Exercise aim>
Repeat every line below exactly, word for word.

Record extracts>

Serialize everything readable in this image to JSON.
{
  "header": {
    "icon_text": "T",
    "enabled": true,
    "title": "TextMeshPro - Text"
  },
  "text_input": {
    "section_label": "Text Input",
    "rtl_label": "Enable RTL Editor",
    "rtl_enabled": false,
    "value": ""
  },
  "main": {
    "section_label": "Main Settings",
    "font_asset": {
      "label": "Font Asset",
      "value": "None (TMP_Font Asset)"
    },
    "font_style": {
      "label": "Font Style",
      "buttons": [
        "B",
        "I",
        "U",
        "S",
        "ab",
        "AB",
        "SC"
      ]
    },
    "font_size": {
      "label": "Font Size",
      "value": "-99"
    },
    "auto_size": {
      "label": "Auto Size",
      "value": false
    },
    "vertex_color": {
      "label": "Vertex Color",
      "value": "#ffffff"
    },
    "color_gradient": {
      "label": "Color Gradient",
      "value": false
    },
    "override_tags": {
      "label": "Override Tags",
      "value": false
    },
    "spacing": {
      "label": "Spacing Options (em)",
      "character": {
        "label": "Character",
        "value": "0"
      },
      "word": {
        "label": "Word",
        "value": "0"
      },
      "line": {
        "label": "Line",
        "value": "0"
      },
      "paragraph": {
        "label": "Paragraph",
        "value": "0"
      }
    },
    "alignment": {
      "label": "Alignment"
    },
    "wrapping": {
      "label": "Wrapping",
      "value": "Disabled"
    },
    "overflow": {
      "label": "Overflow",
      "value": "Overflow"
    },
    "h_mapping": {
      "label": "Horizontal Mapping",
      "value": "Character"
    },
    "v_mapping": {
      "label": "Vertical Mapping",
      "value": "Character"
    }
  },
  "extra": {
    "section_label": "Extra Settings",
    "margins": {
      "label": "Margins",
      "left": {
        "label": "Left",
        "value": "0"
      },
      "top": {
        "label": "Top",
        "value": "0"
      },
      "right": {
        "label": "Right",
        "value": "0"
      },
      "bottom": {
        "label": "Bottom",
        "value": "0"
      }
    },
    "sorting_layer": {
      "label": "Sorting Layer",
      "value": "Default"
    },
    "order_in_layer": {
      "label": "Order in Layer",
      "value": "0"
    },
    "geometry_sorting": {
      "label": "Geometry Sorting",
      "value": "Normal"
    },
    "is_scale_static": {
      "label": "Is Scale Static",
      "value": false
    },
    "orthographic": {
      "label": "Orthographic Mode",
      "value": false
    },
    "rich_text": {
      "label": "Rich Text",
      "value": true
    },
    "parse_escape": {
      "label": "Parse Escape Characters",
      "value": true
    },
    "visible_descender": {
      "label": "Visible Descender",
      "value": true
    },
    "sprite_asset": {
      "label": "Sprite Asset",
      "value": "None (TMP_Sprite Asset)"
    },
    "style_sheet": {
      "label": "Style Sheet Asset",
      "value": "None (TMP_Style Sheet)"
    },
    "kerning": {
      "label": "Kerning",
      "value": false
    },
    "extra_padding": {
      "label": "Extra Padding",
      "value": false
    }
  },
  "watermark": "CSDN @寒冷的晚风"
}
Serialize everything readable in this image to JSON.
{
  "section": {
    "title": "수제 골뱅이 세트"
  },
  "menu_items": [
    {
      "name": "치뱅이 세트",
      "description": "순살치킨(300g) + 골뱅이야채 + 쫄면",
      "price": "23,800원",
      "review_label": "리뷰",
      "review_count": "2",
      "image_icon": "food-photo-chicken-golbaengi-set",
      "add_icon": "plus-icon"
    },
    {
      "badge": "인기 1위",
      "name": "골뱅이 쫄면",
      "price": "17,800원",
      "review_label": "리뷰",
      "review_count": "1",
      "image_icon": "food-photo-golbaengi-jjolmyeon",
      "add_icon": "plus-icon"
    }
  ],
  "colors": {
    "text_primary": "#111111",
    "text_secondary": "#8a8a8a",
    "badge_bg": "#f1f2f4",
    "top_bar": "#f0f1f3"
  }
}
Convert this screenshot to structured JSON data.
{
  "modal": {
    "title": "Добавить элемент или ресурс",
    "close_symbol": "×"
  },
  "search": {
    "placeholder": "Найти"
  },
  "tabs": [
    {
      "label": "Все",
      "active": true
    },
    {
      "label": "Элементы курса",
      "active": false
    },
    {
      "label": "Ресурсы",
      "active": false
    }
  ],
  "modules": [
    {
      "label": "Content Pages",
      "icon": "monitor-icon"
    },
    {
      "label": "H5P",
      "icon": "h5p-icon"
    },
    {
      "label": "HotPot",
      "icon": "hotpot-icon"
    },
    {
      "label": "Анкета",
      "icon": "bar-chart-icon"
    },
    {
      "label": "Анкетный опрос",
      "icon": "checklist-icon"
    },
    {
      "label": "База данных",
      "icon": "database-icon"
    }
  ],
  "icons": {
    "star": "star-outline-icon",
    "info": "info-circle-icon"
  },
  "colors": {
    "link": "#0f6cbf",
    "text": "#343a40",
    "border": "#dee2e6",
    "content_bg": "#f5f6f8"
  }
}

Response>
Serialize everything readable in this image to JSON.
{
  "header": {
    "icon_text": "T",
    "enabled": true,
    "title": "TextMeshPro - Text"
  },
  "text_input": {
    "section_label": "Text Input",
    "rtl_label": "Enable RTL Editor",
    "rtl_enabled": false,
    "value": ""
  },
  "main": {
    "section_label": "Main Settings",
    "font_asset": {
      "label": "Font Asset",
      "value": "None (TMP_Font Asset)"
    },
    "font_style": {
      "label": "Font Style",
      "buttons": [
        "B",
        "I",
        "U",
        "S",
        "ab",
        "AB",
        "SC"
      ]
    },
    "font_size": {
      "label": "Font Size",
      "value": "-99"
    },
    "auto_size": {
      "label": "Auto Size",
      "value": false
    },
    "vertex_color": {
      "label": "Vertex Color",
      "value": "#ffffff"
    },
    "color_gradient": {
      "label": "Color Gradient",
      "value": false
    },
    "override_tags": {
      "label": "Override Tags",
      "value": false
    },
    "spacing": {
      "label": "Spacing Options (em)",
      "character": {
        "label": "Character",
        "value": "0"
      },
      "word": {
        "label": "Word",
        "value": "0"
      },
      "line": {
        "label": "Line",
        "value": "0"
      },
      "paragraph": {
        "label": "Paragraph",
        "value": "0"
      }
    },
    "alignment": {
      "label": "Alignment"
    },
    "wrapping": {
      "label": "Wrapping",
      "value": "Disabled"
    },
    "overflow": {
      "label": "Overflow",
      "value": "Overflow"
    },
    "h_mapping": {
      "label": "Horizontal Mapping",
      "value": "Character"
    },
    "v_mapping": {
      "label": "Vertical Mapping",
      "value": "Character"
    }
  },
  "extra": {
    "section_label": "Extra Settings",
    "margins": {
      "label": "Margins",
      "left": {
        "label": "Left",
        "value": "0"
      },
      "top": {
        "label": "Top",
        "value": "0"
      },
      "right": {
        "label": "Right",
        "value": "0"
      },
      "bottom": {
        "label": "Bottom",
        "value": "0"
      }
    },
    "sorting_layer": {
      "label": "Sorting Layer",
      "value": "Default"
    },
    "order_in_layer": {
      "label": "Order in Layer",
      "value": "0"
    },
    "geometry_sorting": {
      "label": "Geometry Sorting",
      "value": "Normal"
    },
    "is_scale_static": {
      "label": "Is Scale Static",
      "value": false
    },
    "orthographic": {
      "label": "Orthographic Mode",
      "value": false
    },
    "rich_text": {
      "label": "Rich Text",
      "value": true
    },
    "parse_escape": {
      "label": "Parse Escape Characters",
      "value": true
    },
    "visible_descender": {
      "label": "Visible Descender",
      "value": true
    },
    "sprite_asset": {
      "label": "Sprite Asset",
      "value": "None (TMP_Sprite Asset)"
    },
    "style_sheet": {
      "label": "Style Sheet Asset",
      "value": "None (TMP_Style Sheet)"
    },
    "kerning": {
      "label": "Kerning",
      "value": false
    },
    "extra_padding": {
      "label": "Extra Padding",
      "value": false
    }
  },
  "watermark": "CSDN @寒冷的晚风"
}
Serialize everything readable in this image to JSON.
{
  "section": {
    "title": "수제 골뱅이 세트"
  },
  "menu_items": [
    {
      "name": "치뱅이 세트",
      "description": "순살치킨(300g) + 골뱅이야채 + 쫄면",
      "price": "23,800원",
      "review_label": "리뷰",
      "review_count": "2",
      "image_icon": "food-photo-chicken-golbaengi-set",
      "add_icon": "plus-icon"
    },
    {
      "badge": "인기 1위",
      "name": "골뱅이 쫄면",
      "price": "17,800원",
      "review_label": "리뷰",
      "review_count": "1",
      "image_icon": "food-photo-golbaengi-jjolmyeon",
      "add_icon": "plus-icon"
    }
  ],
  "colors": {
    "text_primary": "#111111",
    "text_secondary": "#8a8a8a",
    "badge_bg": "#f1f2f4",
    "top_bar": "#f0f1f3"
  }
}
Convert this screenshot to structured JSON data.
{
  "modal": {
    "title": "Добавить элемент или ресурс",
    "close_symbol": "×"
  },
  "search": {
    "placeholder": "Найти"
  },
  "tabs": [
    {
      "label": "Все",
      "active": true
    },
    {
      "label": "Элементы курса",
      "active": false
    },
    {
      "label": "Ресурсы",
      "active": false
    }
  ],
  "modules": [
    {
      "label": "Content Pages",
      "icon": "monitor-icon"
    },
    {
      "label": "H5P",
      "icon": "h5p-icon"
    },
    {
      "label": "HotPot",
      "icon": "hotpot-icon"
    },
    {
      "label": "Анкета",
      "icon": "bar-chart-icon"
    },
    {
      "label": "Анкетный опрос",
      "icon": "checklist-icon"
    },
    {
      "label": "База данных",
      "icon": "database-icon"
    }
  ],
  "icons": {
    "star": "star-outline-icon",
    "info": "info-circle-icon"
  },
  "colors": {
    "link": "#0f6cbf",
    "text": "#343a40",
    "border": "#dee2e6",
    "content_bg": "#f5f6f8"
  }
}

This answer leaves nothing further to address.